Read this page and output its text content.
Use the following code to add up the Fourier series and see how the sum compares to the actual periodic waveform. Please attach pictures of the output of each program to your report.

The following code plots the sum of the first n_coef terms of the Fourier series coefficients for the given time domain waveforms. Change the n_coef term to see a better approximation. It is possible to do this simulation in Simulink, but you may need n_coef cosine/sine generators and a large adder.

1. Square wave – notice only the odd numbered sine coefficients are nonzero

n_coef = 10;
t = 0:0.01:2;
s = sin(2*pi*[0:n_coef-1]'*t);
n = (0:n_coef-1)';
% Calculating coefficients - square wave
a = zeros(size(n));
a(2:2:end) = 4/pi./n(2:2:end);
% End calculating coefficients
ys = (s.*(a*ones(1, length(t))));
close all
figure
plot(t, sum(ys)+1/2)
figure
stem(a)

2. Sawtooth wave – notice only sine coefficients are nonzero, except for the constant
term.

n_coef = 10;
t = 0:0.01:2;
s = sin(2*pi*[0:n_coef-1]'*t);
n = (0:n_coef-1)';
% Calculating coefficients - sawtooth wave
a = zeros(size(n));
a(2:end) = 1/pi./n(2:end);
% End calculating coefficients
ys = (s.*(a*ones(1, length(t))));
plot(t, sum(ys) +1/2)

_____

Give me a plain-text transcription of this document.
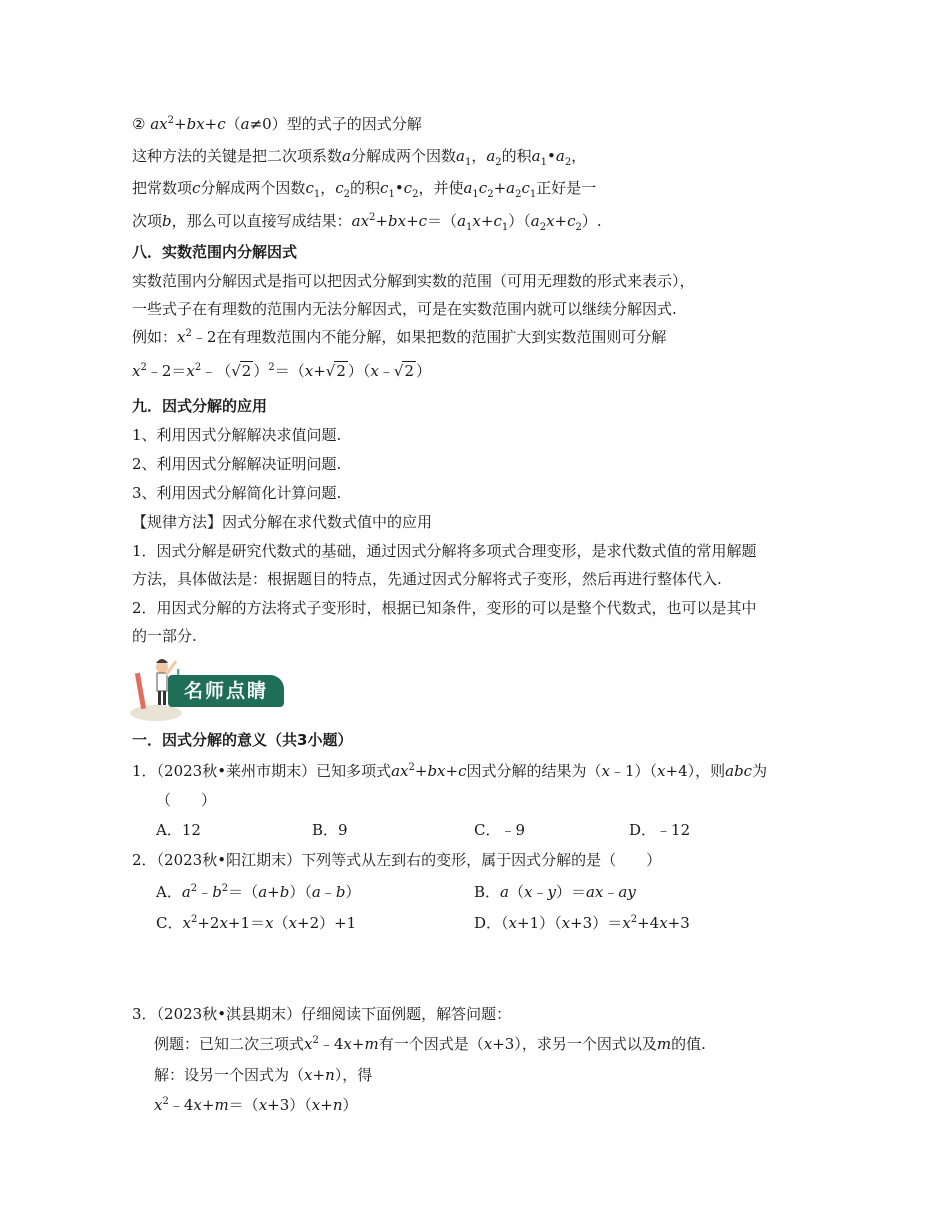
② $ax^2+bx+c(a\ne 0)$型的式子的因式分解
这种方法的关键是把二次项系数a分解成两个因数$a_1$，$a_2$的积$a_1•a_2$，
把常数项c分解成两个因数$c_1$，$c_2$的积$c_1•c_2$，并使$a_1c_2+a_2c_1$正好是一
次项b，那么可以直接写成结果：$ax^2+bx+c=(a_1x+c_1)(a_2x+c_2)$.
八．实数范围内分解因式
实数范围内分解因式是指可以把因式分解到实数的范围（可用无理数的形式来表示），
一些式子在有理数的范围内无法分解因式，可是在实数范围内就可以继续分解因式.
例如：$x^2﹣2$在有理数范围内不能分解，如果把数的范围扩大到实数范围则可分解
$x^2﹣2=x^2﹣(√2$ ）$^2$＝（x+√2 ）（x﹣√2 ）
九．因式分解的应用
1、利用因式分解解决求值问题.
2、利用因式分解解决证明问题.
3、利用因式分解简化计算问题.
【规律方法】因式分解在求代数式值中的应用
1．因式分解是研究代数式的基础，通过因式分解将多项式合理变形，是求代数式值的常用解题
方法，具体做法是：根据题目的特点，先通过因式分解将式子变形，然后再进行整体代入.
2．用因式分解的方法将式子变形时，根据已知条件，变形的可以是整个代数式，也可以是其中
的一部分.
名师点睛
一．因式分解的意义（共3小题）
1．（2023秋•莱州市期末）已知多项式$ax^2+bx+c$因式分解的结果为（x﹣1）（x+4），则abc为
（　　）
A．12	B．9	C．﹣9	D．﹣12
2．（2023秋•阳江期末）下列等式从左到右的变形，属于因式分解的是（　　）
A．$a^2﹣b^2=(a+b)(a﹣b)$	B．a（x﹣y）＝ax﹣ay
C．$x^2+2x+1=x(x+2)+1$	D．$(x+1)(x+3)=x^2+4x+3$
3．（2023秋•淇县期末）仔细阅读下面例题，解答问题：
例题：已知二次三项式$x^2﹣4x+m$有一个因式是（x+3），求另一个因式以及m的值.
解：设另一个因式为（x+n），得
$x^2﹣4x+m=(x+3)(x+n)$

_____

■ SHORT TASK:
Check every line of the data above for the string "following", and copy those that have it.

■ OUTPUT FOR THIS EXERCISE:
Use the following code to add up the Fourier series and see how the sum compares to the actual periodic waveform. Please attach pictures of the output of each program to your report.
The following code plots the sum of the first n_coef terms of the Fourier series coefficients for the given time domain waveforms. Change the n_coef term to see a better approximation. It is possible to do this simulation in Simulink, but you may need n_coef cosine/sine generators and a large adder.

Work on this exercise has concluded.